Excerpt from a dataset
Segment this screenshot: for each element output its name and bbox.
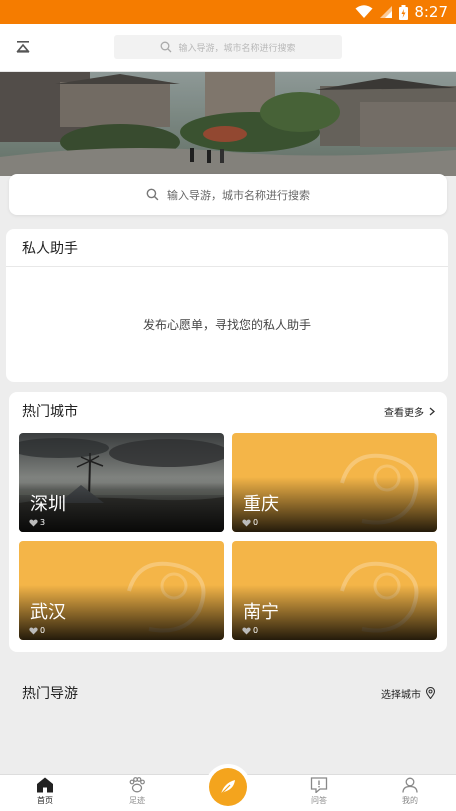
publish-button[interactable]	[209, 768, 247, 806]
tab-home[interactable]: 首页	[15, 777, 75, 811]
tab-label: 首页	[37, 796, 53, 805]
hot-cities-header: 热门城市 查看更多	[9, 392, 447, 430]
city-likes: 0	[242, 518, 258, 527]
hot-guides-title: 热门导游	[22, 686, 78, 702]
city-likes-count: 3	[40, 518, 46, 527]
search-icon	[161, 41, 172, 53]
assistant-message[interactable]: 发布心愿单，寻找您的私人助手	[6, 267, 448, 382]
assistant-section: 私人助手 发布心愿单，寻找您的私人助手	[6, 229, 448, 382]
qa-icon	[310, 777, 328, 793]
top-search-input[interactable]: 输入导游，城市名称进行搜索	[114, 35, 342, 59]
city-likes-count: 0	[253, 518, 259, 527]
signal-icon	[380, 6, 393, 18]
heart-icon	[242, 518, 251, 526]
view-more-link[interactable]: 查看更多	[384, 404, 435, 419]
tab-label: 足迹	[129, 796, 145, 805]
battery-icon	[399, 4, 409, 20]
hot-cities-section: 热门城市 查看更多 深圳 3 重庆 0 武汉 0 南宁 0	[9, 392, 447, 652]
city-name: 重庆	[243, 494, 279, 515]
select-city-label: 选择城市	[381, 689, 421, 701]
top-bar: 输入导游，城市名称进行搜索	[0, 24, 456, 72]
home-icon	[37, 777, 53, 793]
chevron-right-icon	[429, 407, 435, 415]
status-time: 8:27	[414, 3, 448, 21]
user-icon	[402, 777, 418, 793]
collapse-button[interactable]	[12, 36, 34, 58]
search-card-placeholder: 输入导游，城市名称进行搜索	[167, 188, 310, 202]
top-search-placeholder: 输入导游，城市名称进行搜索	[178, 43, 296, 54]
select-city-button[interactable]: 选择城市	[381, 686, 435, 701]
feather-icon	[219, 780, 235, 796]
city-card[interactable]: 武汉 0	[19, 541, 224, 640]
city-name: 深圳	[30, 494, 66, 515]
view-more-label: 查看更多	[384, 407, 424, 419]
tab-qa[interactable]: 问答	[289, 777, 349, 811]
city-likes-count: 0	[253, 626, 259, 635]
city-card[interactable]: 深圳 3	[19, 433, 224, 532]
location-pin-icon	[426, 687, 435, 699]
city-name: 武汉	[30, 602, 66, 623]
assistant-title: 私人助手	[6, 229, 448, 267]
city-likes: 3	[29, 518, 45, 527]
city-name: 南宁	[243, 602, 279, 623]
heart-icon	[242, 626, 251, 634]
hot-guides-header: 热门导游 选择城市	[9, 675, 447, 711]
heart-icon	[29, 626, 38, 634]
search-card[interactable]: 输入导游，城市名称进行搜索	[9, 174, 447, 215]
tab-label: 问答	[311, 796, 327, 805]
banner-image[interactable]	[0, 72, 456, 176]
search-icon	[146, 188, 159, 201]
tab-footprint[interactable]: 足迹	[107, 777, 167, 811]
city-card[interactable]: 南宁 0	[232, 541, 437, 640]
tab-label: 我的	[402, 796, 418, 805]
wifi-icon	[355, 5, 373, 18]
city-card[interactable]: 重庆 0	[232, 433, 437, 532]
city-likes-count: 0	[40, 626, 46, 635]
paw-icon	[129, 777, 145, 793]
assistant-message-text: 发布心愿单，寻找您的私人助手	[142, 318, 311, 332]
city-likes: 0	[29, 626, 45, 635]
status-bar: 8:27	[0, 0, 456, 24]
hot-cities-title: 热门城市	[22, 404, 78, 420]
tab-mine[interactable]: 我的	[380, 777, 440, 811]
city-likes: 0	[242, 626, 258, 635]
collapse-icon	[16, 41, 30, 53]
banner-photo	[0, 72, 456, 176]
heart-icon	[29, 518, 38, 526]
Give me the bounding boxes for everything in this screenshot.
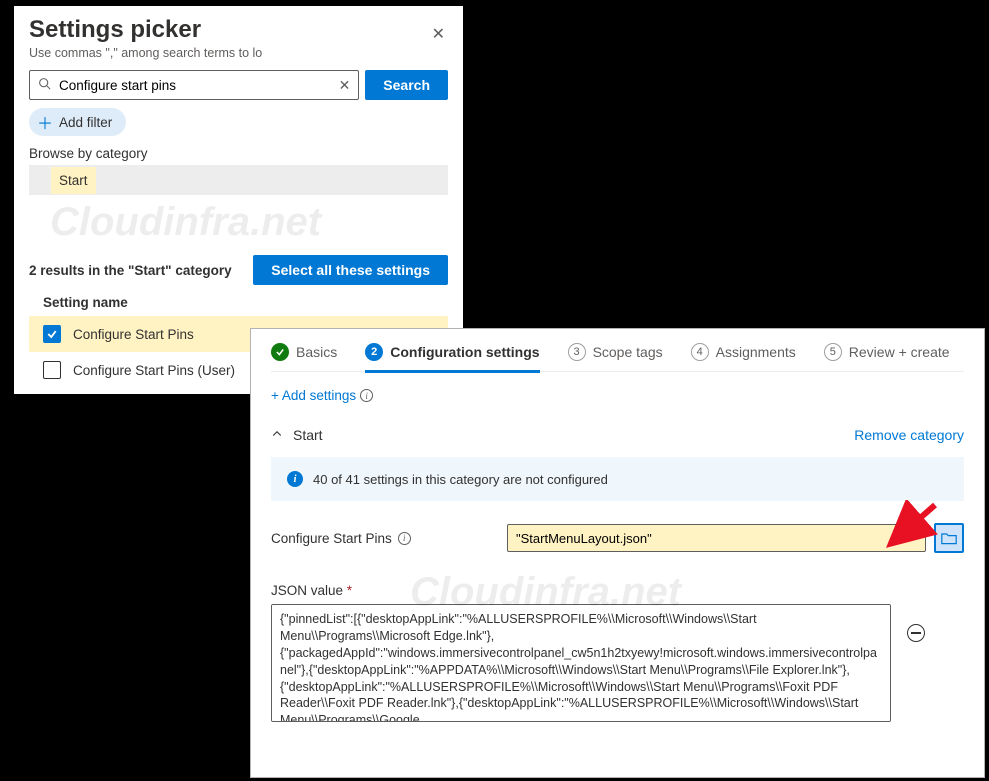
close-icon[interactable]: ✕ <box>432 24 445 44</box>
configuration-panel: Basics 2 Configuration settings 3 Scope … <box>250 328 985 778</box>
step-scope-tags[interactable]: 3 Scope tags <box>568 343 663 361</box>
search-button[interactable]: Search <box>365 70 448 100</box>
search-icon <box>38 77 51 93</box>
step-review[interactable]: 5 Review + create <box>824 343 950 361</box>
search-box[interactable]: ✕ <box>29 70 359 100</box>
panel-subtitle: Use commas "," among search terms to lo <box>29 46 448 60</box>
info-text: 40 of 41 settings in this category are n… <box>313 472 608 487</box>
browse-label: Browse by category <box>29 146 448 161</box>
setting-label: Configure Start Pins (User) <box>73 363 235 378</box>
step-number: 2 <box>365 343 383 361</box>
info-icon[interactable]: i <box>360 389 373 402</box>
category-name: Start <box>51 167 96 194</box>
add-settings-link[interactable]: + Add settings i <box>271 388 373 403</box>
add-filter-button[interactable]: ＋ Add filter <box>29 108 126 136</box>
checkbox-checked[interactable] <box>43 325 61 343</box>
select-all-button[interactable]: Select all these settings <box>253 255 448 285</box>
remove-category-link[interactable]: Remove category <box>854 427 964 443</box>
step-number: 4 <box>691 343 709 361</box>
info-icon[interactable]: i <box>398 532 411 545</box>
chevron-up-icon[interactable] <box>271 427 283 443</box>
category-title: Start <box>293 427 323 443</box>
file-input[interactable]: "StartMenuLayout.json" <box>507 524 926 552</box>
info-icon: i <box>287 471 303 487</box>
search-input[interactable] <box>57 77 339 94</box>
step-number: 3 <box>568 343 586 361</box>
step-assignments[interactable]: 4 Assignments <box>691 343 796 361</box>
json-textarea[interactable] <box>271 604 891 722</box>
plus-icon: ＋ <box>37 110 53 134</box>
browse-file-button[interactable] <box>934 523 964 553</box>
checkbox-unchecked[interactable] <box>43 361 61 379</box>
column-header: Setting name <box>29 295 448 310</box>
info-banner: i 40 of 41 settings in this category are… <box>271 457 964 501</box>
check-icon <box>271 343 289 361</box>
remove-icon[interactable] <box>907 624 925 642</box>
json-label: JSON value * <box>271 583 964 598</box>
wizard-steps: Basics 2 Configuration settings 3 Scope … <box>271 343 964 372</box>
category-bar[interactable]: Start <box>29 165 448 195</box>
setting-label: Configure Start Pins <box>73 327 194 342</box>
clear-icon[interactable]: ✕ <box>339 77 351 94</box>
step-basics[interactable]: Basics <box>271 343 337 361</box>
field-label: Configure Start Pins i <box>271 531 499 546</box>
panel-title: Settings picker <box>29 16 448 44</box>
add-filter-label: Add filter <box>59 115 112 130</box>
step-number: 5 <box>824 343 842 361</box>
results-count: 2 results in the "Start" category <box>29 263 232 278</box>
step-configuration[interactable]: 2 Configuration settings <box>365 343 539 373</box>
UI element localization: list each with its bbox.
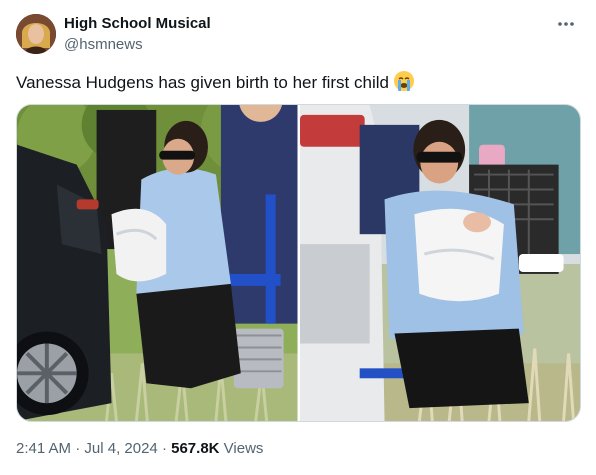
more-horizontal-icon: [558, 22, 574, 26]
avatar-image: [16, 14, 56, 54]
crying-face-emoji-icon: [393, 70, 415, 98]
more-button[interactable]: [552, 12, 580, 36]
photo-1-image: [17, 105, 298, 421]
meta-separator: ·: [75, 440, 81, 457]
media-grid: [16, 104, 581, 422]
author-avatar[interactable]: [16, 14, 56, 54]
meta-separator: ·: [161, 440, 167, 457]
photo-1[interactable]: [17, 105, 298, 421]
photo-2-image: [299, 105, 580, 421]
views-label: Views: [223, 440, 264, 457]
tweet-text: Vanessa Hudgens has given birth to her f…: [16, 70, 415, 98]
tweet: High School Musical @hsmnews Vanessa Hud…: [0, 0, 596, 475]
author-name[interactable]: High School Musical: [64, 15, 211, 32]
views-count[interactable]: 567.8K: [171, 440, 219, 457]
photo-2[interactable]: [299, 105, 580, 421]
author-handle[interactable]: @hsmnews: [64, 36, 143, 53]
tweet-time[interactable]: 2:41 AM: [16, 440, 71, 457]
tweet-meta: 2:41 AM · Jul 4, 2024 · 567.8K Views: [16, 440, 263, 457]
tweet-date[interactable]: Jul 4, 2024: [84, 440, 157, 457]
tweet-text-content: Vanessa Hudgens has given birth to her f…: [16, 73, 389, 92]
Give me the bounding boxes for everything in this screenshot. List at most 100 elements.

== WHAT TO WORK ON ==
Can you rewrite the records from the line with "more-horizontal-icon: [558, 22, 574, 26]" up to and including the line with "author-avatar[interactable]: [16, 14, 56, 54]", changing "media-grid" to "photo-grid" and leaving everything else the same?

== THE RESULT ==
more-horizontal-icon: [558, 22, 574, 26]
avatar-image: [16, 14, 56, 54]
crying-face-emoji-icon: [393, 70, 415, 98]
more-button[interactable]: [552, 12, 580, 36]
photo-1-image: [17, 105, 298, 421]
meta-separator: ·: [75, 440, 81, 457]
photo-grid: [16, 104, 581, 422]
author-avatar[interactable]: [16, 14, 56, 54]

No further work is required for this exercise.